**THE REQUEST**. Only the number is wanted: how many lines of the data contain "Suba"?

— Start —

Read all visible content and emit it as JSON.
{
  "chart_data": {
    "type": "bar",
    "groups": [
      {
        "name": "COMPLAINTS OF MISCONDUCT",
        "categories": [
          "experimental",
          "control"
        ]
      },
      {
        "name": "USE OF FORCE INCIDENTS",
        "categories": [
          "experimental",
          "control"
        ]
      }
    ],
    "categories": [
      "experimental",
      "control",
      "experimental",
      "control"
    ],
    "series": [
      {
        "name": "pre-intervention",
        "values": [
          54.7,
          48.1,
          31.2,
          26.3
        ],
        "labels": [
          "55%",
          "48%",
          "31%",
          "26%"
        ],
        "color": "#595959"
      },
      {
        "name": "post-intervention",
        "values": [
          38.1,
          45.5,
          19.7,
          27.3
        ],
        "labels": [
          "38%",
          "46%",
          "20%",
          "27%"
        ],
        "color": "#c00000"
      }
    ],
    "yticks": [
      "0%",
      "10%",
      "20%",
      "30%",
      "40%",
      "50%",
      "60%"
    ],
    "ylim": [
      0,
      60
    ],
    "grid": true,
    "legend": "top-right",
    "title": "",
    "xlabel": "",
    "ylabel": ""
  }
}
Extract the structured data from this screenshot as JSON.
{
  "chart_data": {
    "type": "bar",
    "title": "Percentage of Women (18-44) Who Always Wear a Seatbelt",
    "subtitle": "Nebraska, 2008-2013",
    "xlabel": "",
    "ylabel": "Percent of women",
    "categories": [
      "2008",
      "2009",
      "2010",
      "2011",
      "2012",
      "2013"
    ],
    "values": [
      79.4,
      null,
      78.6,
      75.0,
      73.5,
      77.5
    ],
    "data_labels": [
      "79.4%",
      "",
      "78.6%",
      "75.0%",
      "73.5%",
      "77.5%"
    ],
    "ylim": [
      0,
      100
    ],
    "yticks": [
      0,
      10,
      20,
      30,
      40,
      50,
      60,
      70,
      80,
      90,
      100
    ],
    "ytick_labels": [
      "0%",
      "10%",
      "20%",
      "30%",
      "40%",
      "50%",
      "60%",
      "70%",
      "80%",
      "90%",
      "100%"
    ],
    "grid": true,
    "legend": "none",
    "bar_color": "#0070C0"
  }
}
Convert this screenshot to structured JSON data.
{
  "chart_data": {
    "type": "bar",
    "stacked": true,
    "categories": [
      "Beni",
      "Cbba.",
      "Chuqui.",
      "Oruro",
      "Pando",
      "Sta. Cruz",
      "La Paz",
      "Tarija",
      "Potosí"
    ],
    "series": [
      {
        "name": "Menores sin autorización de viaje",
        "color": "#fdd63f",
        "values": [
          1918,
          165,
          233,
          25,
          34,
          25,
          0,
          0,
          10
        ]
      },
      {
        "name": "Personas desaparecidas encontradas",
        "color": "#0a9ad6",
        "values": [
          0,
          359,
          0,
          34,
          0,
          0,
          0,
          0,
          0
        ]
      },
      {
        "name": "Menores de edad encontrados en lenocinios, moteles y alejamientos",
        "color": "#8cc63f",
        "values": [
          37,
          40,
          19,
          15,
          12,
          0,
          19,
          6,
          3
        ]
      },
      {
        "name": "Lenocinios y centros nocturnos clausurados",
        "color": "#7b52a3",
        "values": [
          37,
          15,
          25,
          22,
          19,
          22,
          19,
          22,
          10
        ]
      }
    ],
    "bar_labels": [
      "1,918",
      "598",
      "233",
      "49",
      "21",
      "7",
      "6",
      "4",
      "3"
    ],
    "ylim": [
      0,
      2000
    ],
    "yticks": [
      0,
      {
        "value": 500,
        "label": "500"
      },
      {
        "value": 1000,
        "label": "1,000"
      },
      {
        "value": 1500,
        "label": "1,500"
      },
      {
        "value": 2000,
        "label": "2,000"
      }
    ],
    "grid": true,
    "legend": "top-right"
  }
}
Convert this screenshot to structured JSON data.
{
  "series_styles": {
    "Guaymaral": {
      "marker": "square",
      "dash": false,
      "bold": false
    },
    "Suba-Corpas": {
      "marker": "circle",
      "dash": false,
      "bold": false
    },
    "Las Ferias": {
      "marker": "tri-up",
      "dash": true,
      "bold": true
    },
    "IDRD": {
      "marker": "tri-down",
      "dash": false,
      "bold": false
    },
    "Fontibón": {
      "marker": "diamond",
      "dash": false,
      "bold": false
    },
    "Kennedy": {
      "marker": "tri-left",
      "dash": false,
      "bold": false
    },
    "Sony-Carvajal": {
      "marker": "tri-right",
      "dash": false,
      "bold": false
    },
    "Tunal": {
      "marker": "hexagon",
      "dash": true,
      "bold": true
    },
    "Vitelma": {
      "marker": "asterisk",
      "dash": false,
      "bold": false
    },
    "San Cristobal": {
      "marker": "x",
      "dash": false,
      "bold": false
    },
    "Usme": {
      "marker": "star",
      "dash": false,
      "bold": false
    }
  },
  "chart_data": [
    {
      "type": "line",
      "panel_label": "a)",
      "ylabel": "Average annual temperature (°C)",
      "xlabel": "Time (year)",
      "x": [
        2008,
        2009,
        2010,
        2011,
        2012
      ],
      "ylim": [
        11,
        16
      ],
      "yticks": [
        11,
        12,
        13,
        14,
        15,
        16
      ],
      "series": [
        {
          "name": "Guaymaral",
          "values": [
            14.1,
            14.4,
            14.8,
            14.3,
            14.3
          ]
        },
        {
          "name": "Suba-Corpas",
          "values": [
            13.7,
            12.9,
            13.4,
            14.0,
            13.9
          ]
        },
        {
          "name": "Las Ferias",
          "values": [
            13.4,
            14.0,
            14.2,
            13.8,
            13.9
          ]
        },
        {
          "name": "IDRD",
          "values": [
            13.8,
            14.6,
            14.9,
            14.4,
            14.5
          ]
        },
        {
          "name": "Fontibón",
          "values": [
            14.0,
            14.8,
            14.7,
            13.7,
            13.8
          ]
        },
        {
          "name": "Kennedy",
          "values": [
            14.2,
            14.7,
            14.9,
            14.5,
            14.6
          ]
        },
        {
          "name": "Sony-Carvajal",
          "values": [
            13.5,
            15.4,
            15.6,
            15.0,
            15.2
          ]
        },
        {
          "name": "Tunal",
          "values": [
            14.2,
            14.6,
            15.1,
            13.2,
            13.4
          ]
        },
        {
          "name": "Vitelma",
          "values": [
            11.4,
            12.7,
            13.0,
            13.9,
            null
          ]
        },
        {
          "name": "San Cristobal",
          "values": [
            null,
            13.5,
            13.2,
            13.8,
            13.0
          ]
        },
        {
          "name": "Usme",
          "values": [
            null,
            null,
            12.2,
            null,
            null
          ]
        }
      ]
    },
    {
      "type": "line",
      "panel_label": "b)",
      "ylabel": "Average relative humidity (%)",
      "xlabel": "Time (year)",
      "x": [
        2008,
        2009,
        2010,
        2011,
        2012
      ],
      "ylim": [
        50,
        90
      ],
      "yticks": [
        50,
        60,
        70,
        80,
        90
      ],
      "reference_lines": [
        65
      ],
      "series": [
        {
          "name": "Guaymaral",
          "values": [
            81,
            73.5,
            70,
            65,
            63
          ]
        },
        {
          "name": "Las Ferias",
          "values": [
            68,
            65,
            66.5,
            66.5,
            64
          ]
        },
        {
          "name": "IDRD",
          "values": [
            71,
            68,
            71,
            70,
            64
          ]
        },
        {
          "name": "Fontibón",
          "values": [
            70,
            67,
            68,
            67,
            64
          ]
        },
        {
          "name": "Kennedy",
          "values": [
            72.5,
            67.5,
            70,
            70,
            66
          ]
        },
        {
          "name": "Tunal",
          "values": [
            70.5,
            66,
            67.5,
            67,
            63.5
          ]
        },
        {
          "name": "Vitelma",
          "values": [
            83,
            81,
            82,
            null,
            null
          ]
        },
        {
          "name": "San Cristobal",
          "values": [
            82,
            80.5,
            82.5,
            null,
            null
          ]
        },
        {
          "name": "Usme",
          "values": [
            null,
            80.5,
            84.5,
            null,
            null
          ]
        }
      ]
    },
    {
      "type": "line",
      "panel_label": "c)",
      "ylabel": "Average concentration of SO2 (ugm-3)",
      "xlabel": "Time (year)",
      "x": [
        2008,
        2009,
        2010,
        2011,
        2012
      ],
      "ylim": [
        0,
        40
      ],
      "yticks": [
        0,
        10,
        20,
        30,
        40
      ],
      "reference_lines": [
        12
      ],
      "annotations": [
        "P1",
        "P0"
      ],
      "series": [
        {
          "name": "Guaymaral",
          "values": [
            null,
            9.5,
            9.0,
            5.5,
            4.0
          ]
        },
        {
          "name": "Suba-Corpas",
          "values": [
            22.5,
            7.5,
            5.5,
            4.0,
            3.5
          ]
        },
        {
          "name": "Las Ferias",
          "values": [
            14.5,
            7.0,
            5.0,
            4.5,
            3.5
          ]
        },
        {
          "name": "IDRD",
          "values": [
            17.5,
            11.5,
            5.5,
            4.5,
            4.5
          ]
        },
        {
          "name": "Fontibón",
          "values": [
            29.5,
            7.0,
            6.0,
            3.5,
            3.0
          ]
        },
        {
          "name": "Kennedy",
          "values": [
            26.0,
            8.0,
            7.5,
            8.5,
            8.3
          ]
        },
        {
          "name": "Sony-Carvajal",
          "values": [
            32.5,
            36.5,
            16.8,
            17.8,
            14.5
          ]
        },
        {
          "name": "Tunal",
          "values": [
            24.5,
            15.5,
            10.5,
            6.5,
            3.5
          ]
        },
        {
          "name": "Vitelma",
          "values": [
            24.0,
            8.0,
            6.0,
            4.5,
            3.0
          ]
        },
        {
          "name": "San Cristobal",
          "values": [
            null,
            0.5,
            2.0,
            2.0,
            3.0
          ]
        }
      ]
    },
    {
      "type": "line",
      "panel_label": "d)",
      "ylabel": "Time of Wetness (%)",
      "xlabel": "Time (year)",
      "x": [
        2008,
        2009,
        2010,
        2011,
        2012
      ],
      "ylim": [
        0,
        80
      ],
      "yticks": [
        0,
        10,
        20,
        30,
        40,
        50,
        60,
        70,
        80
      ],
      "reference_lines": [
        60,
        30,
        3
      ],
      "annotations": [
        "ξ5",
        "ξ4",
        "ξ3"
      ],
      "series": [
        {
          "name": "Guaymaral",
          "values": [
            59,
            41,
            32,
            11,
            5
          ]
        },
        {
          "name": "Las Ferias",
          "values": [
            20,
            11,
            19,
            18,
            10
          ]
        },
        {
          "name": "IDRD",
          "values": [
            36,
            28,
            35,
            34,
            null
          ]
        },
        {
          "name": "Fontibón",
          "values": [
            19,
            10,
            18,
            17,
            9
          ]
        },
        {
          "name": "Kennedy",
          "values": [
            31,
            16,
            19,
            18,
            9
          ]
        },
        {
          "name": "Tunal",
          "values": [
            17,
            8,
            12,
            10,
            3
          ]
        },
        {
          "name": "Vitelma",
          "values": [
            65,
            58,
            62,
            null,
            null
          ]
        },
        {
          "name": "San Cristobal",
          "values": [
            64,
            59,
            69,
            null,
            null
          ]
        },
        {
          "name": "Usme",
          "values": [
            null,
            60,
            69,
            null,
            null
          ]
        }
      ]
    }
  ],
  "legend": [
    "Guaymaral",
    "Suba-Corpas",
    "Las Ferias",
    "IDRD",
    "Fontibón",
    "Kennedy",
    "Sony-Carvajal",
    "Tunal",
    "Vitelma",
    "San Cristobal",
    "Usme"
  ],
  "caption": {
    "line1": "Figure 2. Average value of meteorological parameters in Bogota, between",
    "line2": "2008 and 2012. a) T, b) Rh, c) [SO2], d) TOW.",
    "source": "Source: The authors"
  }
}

— End —

**RESULT OF THE EXERCISE**. 4